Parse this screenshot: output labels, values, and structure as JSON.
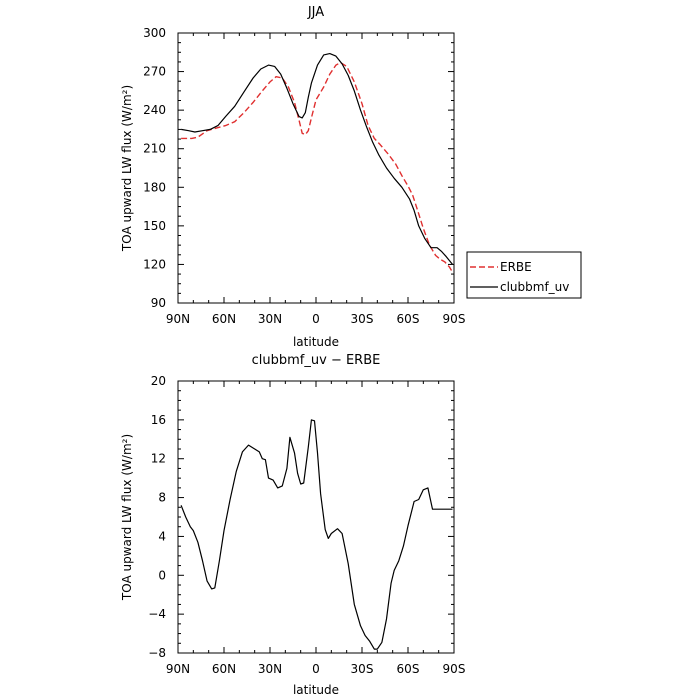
{
  "chart_data": [
    {
      "type": "line",
      "title": "JJA",
      "xlabel": "latitude",
      "ylabel": "TOA upward LW flux (W/m²)",
      "xlim": [
        -90,
        90
      ],
      "ylim": [
        90,
        300
      ],
      "xticks": [
        -90,
        -60,
        -30,
        0,
        30,
        60,
        90
      ],
      "xtick_labels": [
        "90N",
        "60N",
        "30N",
        "0",
        "30S",
        "60S",
        "90S"
      ],
      "yticks": [
        90,
        120,
        150,
        180,
        210,
        240,
        270,
        300
      ],
      "ytick_labels": [
        "90",
        "120",
        "150",
        "180",
        "210",
        "240",
        "270",
        "300"
      ],
      "grid": false,
      "legend_position": "right",
      "series": [
        {
          "name": "ERBE",
          "color": "#e03030",
          "dash": true,
          "x": [
            -88,
            -81,
            -77,
            -71,
            -65,
            -59,
            -53,
            -47,
            -41,
            -35,
            -30,
            -26,
            -22,
            -18,
            -14,
            -11,
            -9,
            -7,
            -5,
            -3,
            0,
            5,
            9,
            13,
            16,
            20,
            25,
            30,
            34,
            38,
            42,
            47,
            52,
            56,
            60,
            63,
            66,
            70,
            74,
            78,
            81,
            84,
            87,
            89
          ],
          "y": [
            218,
            218,
            219,
            224,
            226,
            228,
            231,
            238,
            246,
            255,
            262,
            266,
            265,
            258,
            246,
            232,
            222,
            221,
            224,
            234,
            248,
            258,
            268,
            275,
            277,
            274,
            262,
            245,
            228,
            218,
            213,
            206,
            198,
            189,
            181,
            174,
            163,
            148,
            135,
            127,
            124,
            122,
            118,
            114
          ]
        },
        {
          "name": "clubbmf_uv",
          "color": "#000000",
          "dash": false,
          "x": [
            -88,
            -83,
            -79,
            -74,
            -69,
            -64,
            -59,
            -53,
            -47,
            -41,
            -36,
            -31,
            -27,
            -23,
            -19,
            -15,
            -11,
            -9,
            -7,
            -5,
            -3,
            1,
            5,
            9,
            13,
            17,
            21,
            25,
            29,
            33,
            37,
            41,
            46,
            51,
            56,
            61,
            64,
            67,
            71,
            75,
            79,
            82,
            85,
            89
          ],
          "y": [
            225,
            224,
            223,
            224,
            225,
            228,
            235,
            243,
            254,
            265,
            272,
            275,
            274,
            268,
            257,
            245,
            235,
            234,
            238,
            250,
            261,
            275,
            283,
            284,
            282,
            276,
            267,
            255,
            240,
            227,
            215,
            205,
            195,
            187,
            180,
            171,
            162,
            150,
            140,
            133,
            133,
            130,
            126,
            120
          ]
        }
      ]
    },
    {
      "type": "line",
      "title": "clubbmf_uv − ERBE",
      "xlabel": "latitude",
      "ylabel": "TOA upward LW flux (W/m²)",
      "xlim": [
        -90,
        90
      ],
      "ylim": [
        -8,
        20
      ],
      "xticks": [
        -90,
        -60,
        -30,
        0,
        30,
        60,
        90
      ],
      "xtick_labels": [
        "90N",
        "60N",
        "30N",
        "0",
        "30S",
        "60S",
        "90S"
      ],
      "yticks": [
        -8,
        -4,
        0,
        4,
        8,
        12,
        16,
        20
      ],
      "ytick_labels": [
        "−8",
        "−4",
        "0",
        "4",
        "8",
        "12",
        "16",
        "20"
      ],
      "grid": false,
      "series": [
        {
          "color": "#000000",
          "dash": false,
          "x": [
            -88,
            -85,
            -82,
            -80,
            -77,
            -74,
            -71,
            -68,
            -66,
            -63,
            -60,
            -56,
            -52,
            -48,
            -44,
            -40,
            -37,
            -35,
            -33,
            -31,
            -28,
            -25,
            -22,
            -19,
            -17,
            -14,
            -12,
            -10,
            -8,
            -5,
            -3,
            -1,
            1,
            3,
            6,
            8,
            10,
            14,
            17,
            21,
            25,
            29,
            32,
            35,
            38,
            40,
            43,
            46,
            49,
            51,
            54,
            57,
            60,
            64,
            67,
            70,
            73,
            76,
            78,
            80,
            83,
            85,
            88,
            89
          ],
          "y": [
            7.2,
            6.0,
            5.0,
            4.6,
            3.4,
            1.5,
            -0.6,
            -1.4,
            -1.3,
            1.5,
            4.6,
            7.8,
            10.7,
            12.7,
            13.4,
            13.0,
            12.7,
            12.0,
            11.9,
            10.0,
            9.8,
            9.0,
            9.2,
            11.0,
            14.2,
            12.6,
            10.5,
            9.4,
            9.5,
            13.2,
            16.0,
            15.9,
            12.6,
            8.4,
            4.7,
            3.8,
            4.3,
            4.8,
            4.3,
            1.2,
            -3.0,
            -5.2,
            -6.2,
            -6.8,
            -7.6,
            -7.6,
            -6.9,
            -4.5,
            -0.8,
            0.5,
            1.5,
            3.0,
            5.1,
            7.6,
            7.8,
            8.8,
            9.0,
            6.8,
            6.8,
            6.8,
            6.8,
            6.8,
            6.8,
            6.8
          ]
        }
      ]
    }
  ],
  "legend": {
    "items": [
      {
        "label": "ERBE",
        "color": "#e03030",
        "dash": true
      },
      {
        "label": "clubbmf_uv",
        "color": "#000000",
        "dash": false
      }
    ]
  }
}
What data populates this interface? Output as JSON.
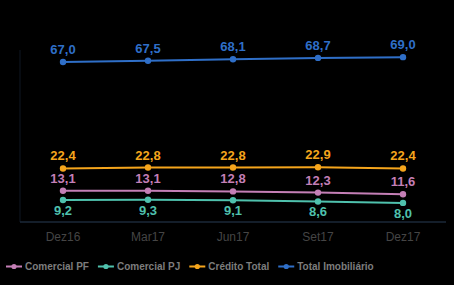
{
  "chart_data": {
    "type": "line",
    "categories": [
      "Dez16",
      "Mar17",
      "Jun17",
      "Set17",
      "Dez17"
    ],
    "series": [
      {
        "name": "Comercial PF",
        "color": "#c47fb6",
        "marker": "circle",
        "values": [
          13.1,
          13.1,
          12.8,
          12.3,
          11.6
        ],
        "value_labels": [
          "13,1",
          "13,1",
          "12,8",
          "12,3",
          "11,6"
        ]
      },
      {
        "name": "Comercial PJ",
        "color": "#4fc1ad",
        "marker": "circle",
        "values": [
          9.2,
          9.3,
          9.1,
          8.6,
          8.0
        ],
        "value_labels": [
          "9,2",
          "9,3",
          "9,1",
          "8,6",
          "8,0"
        ]
      },
      {
        "name": "Crédito Total",
        "color": "#f5a51c",
        "marker": "circle",
        "values": [
          22.4,
          22.8,
          22.8,
          22.9,
          22.4
        ],
        "value_labels": [
          "22,4",
          "22,8",
          "22,8",
          "22,9",
          "22,4"
        ]
      },
      {
        "name": "Total Imobiliário",
        "color": "#2f6fc8",
        "marker": "circle",
        "values": [
          67.0,
          67.5,
          68.1,
          68.7,
          69.0
        ],
        "value_labels": [
          "67,0",
          "67,5",
          "68,1",
          "68,7",
          "69,0"
        ]
      }
    ],
    "ylim": [
      0,
      72
    ],
    "grid": false,
    "legend": "bottom",
    "data_labels": true,
    "tick_labels": "x"
  }
}
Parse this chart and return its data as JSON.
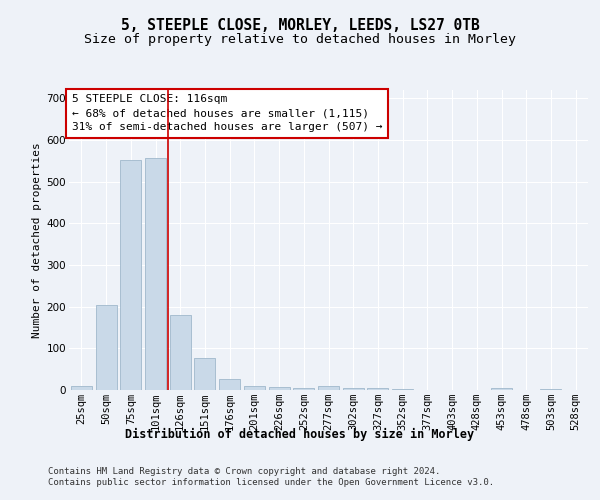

#####

The data above needs to be retyped exactly, with the images left out.

Parse this screenshot: output labels, values, and structure as JSON.
{
  "chart_data": [
    {
      "type": "line",
      "title": "JJA",
      "xlabel": "latitude",
      "ylabel": "TOA upward LW flux (W/m²)",
      "xlim": [
        -90,
        90
      ],
      "ylim": [
        90,
        300
      ],
      "xticks": [
        -90,
        -60,
        -30,
        0,
        30,
        60,
        90
      ],
      "xtick_labels": [
        "90N",
        "60N",
        "30N",
        "0",
        "30S",
        "60S",
        "90S"
      ],
      "yticks": [
        90,
        120,
        150,
        180,
        210,
        240,
        270,
        300
      ],
      "ytick_labels": [
        "90",
        "120",
        "150",
        "180",
        "210",
        "240",
        "270",
        "300"
      ],
      "grid": false,
      "legend_position": "right",
      "series": [
        {
          "name": "ERBE",
          "color": "#e03030",
          "dash": true,
          "x": [
            -88,
            -81,
            -77,
            -71,
            -65,
            -59,
            -53,
            -47,
            -41,
            -35,
            -30,
            -26,
            -22,
            -18,
            -14,
            -11,
            -9,
            -7,
            -5,
            -3,
            0,
            5,
            9,
            13,
            16,
            20,
            25,
            30,
            34,
            38,
            42,
            47,
            52,
            56,
            60,
            63,
            66,
            70,
            74,
            78,
            81,
            84,
            87,
            89
          ],
          "y": [
            218,
            218,
            219,
            224,
            226,
            228,
            231,
            238,
            246,
            255,
            262,
            266,
            265,
            258,
            246,
            232,
            222,
            221,
            224,
            234,
            248,
            258,
            268,
            275,
            277,
            274,
            262,
            245,
            228,
            218,
            213,
            206,
            198,
            189,
            181,
            174,
            163,
            148,
            135,
            127,
            124,
            122,
            118,
            114
          ]
        },
        {
          "name": "clubbmf_uv",
          "color": "#000000",
          "dash": false,
          "x": [
            -88,
            -83,
            -79,
            -74,
            -69,
            -64,
            -59,
            -53,
            -47,
            -41,
            -36,
            -31,
            -27,
            -23,
            -19,
            -15,
            -11,
            -9,
            -7,
            -5,
            -3,
            1,
            5,
            9,
            13,
            17,
            21,
            25,
            29,
            33,
            37,
            41,
            46,
            51,
            56,
            61,
            64,
            67,
            71,
            75,
            79,
            82,
            85,
            89
          ],
          "y": [
            225,
            224,
            223,
            224,
            225,
            228,
            235,
            243,
            254,
            265,
            272,
            275,
            274,
            268,
            257,
            245,
            235,
            234,
            238,
            250,
            261,
            275,
            283,
            284,
            282,
            276,
            267,
            255,
            240,
            227,
            215,
            205,
            195,
            187,
            180,
            171,
            162,
            150,
            140,
            133,
            133,
            130,
            126,
            120
          ]
        }
      ]
    },
    {
      "type": "line",
      "title": "clubbmf_uv − ERBE",
      "xlabel": "latitude",
      "ylabel": "TOA upward LW flux (W/m²)",
      "xlim": [
        -90,
        90
      ],
      "ylim": [
        -8,
        20
      ],
      "xticks": [
        -90,
        -60,
        -30,
        0,
        30,
        60,
        90
      ],
      "xtick_labels": [
        "90N",
        "60N",
        "30N",
        "0",
        "30S",
        "60S",
        "90S"
      ],
      "yticks": [
        -8,
        -4,
        0,
        4,
        8,
        12,
        16,
        20
      ],
      "ytick_labels": [
        "−8",
        "−4",
        "0",
        "4",
        "8",
        "12",
        "16",
        "20"
      ],
      "grid": false,
      "series": [
        {
          "color": "#000000",
          "dash": false,
          "x": [
            -88,
            -85,
            -82,
            -80,
            -77,
            -74,
            -71,
            -68,
            -66,
            -63,
            -60,
            -56,
            -52,
            -48,
            -44,
            -40,
            -37,
            -35,
            -33,
            -31,
            -28,
            -25,
            -22,
            -19,
            -17,
            -14,
            -12,
            -10,
            -8,
            -5,
            -3,
            -1,
            1,
            3,
            6,
            8,
            10,
            14,
            17,
            21,
            25,
            29,
            32,
            35,
            38,
            40,
            43,
            46,
            49,
            51,
            54,
            57,
            60,
            64,
            67,
            70,
            73,
            76,
            78,
            80,
            83,
            85,
            88,
            89
          ],
          "y": [
            7.2,
            6.0,
            5.0,
            4.6,
            3.4,
            1.5,
            -0.6,
            -1.4,
            -1.3,
            1.5,
            4.6,
            7.8,
            10.7,
            12.7,
            13.4,
            13.0,
            12.7,
            12.0,
            11.9,
            10.0,
            9.8,
            9.0,
            9.2,
            11.0,
            14.2,
            12.6,
            10.5,
            9.4,
            9.5,
            13.2,
            16.0,
            15.9,
            12.6,
            8.4,
            4.7,
            3.8,
            4.3,
            4.8,
            4.3,
            1.2,
            -3.0,
            -5.2,
            -6.2,
            -6.8,
            -7.6,
            -7.6,
            -6.9,
            -4.5,
            -0.8,
            0.5,
            1.5,
            3.0,
            5.1,
            7.6,
            7.8,
            8.8,
            9.0,
            6.8,
            6.8,
            6.8,
            6.8,
            6.8,
            6.8,
            6.8
          ]
        }
      ]
    }
  ],
  "legend": {
    "items": [
      {
        "label": "ERBE",
        "color": "#e03030",
        "dash": true
      },
      {
        "label": "clubbmf_uv",
        "color": "#000000",
        "dash": false
      }
    ]
  }
}
What data populates this interface? Output as JSON.
{
  "chart_data": {
    "type": "line",
    "categories": [
      "Dez16",
      "Mar17",
      "Jun17",
      "Set17",
      "Dez17"
    ],
    "series": [
      {
        "name": "Comercial PF",
        "color": "#c47fb6",
        "marker": "circle",
        "values": [
          13.1,
          13.1,
          12.8,
          12.3,
          11.6
        ],
        "value_labels": [
          "13,1",
          "13,1",
          "12,8",
          "12,3",
          "11,6"
        ]
      },
      {
        "name": "Comercial PJ",
        "color": "#4fc1ad",
        "marker": "circle",
        "values": [
          9.2,
          9.3,
          9.1,
          8.6,
          8.0
        ],
        "value_labels": [
          "9,2",
          "9,3",
          "9,1",
          "8,6",
          "8,0"
        ]
      },
      {
        "name": "Crédito Total",
        "color": "#f5a51c",
        "marker": "circle",
        "values": [
          22.4,
          22.8,
          22.8,
          22.9,
          22.4
        ],
        "value_labels": [
          "22,4",
          "22,8",
          "22,8",
          "22,9",
          "22,4"
        ]
      },
      {
        "name": "Total Imobiliário",
        "color": "#2f6fc8",
        "marker": "circle",
        "values": [
          67.0,
          67.5,
          68.1,
          68.7,
          69.0
        ],
        "value_labels": [
          "67,0",
          "67,5",
          "68,1",
          "68,7",
          "69,0"
        ]
      }
    ],
    "ylim": [
      0,
      72
    ],
    "grid": false,
    "legend": "bottom",
    "data_labels": true,
    "tick_labels": "x"
  }
}
Parse this chart and return its data as JSON.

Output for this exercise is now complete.